The exercise
Copy every line of the data exactly, leaving nothing out.

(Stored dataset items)
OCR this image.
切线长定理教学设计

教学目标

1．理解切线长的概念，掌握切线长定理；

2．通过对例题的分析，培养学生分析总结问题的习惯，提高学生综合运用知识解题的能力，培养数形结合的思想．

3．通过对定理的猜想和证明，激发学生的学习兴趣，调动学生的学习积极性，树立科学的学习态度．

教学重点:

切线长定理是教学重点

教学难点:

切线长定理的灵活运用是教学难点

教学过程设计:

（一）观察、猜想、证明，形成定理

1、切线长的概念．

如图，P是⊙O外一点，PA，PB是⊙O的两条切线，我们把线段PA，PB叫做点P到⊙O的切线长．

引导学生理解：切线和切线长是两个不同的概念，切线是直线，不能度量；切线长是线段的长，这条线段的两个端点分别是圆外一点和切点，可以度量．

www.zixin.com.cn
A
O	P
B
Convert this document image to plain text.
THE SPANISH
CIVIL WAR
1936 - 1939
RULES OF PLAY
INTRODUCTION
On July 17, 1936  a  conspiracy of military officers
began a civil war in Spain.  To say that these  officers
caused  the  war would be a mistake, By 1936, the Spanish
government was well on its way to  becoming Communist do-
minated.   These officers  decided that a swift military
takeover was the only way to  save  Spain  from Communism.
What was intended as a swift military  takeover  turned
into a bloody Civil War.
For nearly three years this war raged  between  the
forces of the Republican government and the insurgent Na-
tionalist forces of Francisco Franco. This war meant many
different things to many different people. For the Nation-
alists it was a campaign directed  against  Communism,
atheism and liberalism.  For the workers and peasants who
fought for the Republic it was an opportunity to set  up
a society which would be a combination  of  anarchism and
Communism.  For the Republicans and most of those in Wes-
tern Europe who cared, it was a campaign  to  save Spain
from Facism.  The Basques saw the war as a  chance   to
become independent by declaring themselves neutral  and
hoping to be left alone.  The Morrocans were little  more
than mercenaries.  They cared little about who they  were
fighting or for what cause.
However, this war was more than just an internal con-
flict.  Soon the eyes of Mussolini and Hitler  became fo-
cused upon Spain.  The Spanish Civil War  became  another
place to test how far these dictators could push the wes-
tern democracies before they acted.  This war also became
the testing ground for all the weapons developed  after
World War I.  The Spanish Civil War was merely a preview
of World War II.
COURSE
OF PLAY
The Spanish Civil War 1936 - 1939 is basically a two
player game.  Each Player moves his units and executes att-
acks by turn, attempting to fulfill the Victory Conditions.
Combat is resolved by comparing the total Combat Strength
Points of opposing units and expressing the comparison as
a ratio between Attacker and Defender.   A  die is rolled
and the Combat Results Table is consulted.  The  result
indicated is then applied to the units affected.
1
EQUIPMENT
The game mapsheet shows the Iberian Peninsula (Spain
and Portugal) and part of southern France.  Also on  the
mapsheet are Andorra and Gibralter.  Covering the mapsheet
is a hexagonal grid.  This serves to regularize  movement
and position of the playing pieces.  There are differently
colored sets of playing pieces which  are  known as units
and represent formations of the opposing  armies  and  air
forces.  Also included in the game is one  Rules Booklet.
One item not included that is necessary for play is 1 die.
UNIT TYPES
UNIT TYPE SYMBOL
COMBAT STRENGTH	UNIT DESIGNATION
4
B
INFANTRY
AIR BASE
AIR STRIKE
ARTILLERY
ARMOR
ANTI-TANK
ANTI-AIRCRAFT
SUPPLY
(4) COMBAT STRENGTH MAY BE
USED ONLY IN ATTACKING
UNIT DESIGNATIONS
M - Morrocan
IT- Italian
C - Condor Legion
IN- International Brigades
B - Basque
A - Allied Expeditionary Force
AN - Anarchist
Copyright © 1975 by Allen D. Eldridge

Written solution
OCR this image.
切线长定理教学设计

教学目标

1．理解切线长的概念，掌握切线长定理；

2．通过对例题的分析，培养学生分析总结问题的习惯，提高学生综合运用知识解题的能力，培养数形结合的思想．

3．通过对定理的猜想和证明，激发学生的学习兴趣，调动学生的学习积极性，树立科学的学习态度．

教学重点:

切线长定理是教学重点

教学难点:

切线长定理的灵活运用是教学难点

教学过程设计:

（一）观察、猜想、证明，形成定理

1、切线长的概念．

如图，P是⊙O外一点，PA，PB是⊙O的两条切线，我们把线段PA，PB叫做点P到⊙O的切线长．

引导学生理解：切线和切线长是两个不同的概念，切线是直线，不能度量；切线长是线段的长，这条线段的两个端点分别是圆外一点和切点，可以度量．

www.zixin.com.cn
A
O	P
B
Convert this document image to plain text.
THE SPANISH
CIVIL WAR
1936 - 1939
RULES OF PLAY
INTRODUCTION
On July 17, 1936  a  conspiracy of military officers
began a civil war in Spain.  To say that these  officers
caused  the  war would be a mistake, By 1936, the Spanish
government was well on its way to  becoming Communist do-
minated.   These officers  decided that a swift military
takeover was the only way to  save  Spain  from Communism.
What was intended as a swift military  takeover  turned
into a bloody Civil War.
For nearly three years this war raged  between  the
forces of the Republican government and the insurgent Na-
tionalist forces of Francisco Franco. This war meant many
different things to many different people. For the Nation-
alists it was a campaign directed  against  Communism,
atheism and liberalism.  For the workers and peasants who
fought for the Republic it was an opportunity to set  up
a society which would be a combination  of  anarchism and
Communism.  For the Republicans and most of those in Wes-
tern Europe who cared, it was a campaign  to  save Spain
from Facism.  The Basques saw the war as a  chance   to
become independent by declaring themselves neutral  and
hoping to be left alone.  The Morrocans were little  more
than mercenaries.  They cared little about who they  were
fighting or for what cause.
However, this war was more than just an internal con-
flict.  Soon the eyes of Mussolini and Hitler  became fo-
cused upon Spain.  The Spanish Civil War  became  another
place to test how far these dictators could push the wes-
tern democracies before they acted.  This war also became
the testing ground for all the weapons developed  after
World War I.  The Spanish Civil War was merely a preview
of World War II.
COURSE
OF PLAY
The Spanish Civil War 1936 - 1939 is basically a two
player game.  Each Player moves his units and executes att-
acks by turn, attempting to fulfill the Victory Conditions.
Combat is resolved by comparing the total Combat Strength
Points of opposing units and expressing the comparison as
a ratio between Attacker and Defender.   A  die is rolled
and the Combat Results Table is consulted.  The  result
indicated is then applied to the units affected.
1
EQUIPMENT
The game mapsheet shows the Iberian Peninsula (Spain
and Portugal) and part of southern France.  Also on  the
mapsheet are Andorra and Gibralter.  Covering the mapsheet
is a hexagonal grid.  This serves to regularize  movement
and position of the playing pieces.  There are differently
colored sets of playing pieces which  are  known as units
and represent formations of the opposing  armies  and  air
forces.  Also included in the game is one  Rules Booklet.
One item not included that is necessary for play is 1 die.
UNIT TYPES
UNIT TYPE SYMBOL
COMBAT STRENGTH	UNIT DESIGNATION
4
B
INFANTRY
AIR BASE
AIR STRIKE
ARTILLERY
ARMOR
ANTI-TANK
ANTI-AIRCRAFT
SUPPLY
(4) COMBAT STRENGTH MAY BE
USED ONLY IN ATTACKING
UNIT DESIGNATIONS
M - Morrocan
IT- Italian
C - Condor Legion
IN- International Brigades
B - Basque
A - Allied Expeditionary Force
AN - Anarchist
Copyright © 1975 by Allen D. Eldridge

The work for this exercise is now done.